* What you should do:
Print all of the data exactly as written.

* Material provided:
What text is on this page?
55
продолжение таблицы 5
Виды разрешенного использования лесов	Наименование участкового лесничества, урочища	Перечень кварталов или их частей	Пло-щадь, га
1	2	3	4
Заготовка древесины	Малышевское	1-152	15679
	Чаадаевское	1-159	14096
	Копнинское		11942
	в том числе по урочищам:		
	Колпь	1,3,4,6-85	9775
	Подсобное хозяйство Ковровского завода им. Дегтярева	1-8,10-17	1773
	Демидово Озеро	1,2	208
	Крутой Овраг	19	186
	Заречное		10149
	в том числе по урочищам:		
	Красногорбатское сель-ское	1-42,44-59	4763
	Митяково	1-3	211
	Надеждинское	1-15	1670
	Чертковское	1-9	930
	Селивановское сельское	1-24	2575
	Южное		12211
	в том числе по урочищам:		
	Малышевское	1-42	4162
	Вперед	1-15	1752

* The reply:
What text is on this page?
55
продолжение таблицы 5
Виды разрешенного использования лесов	Наименование участкового лесничества, урочища	Перечень кварталов или их частей	Пло-щадь, га
1	2	3	4
Заготовка древесины	Малышевское	1-152	15679
	Чаадаевское	1-159	14096
	Копнинское		11942
	в том числе по урочищам:		
	Колпь	1,3,4,6-85	9775
	Подсобное хозяйство Ковровского завода им. Дегтярева	1-8,10-17	1773
	Демидово Озеро	1,2	208
	Крутой Овраг	19	186
	Заречное		10149
	в том числе по урочищам:		
	Красногорбатское сель-ское	1-42,44-59	4763
	Митяково	1-3	211
	Надеждинское	1-15	1670
	Чертковское	1-9	930
	Селивановское сельское	1-24	2575
	Южное		12211
	в том числе по урочищам:		
	Малышевское	1-42	4162
	Вперед	1-15	1752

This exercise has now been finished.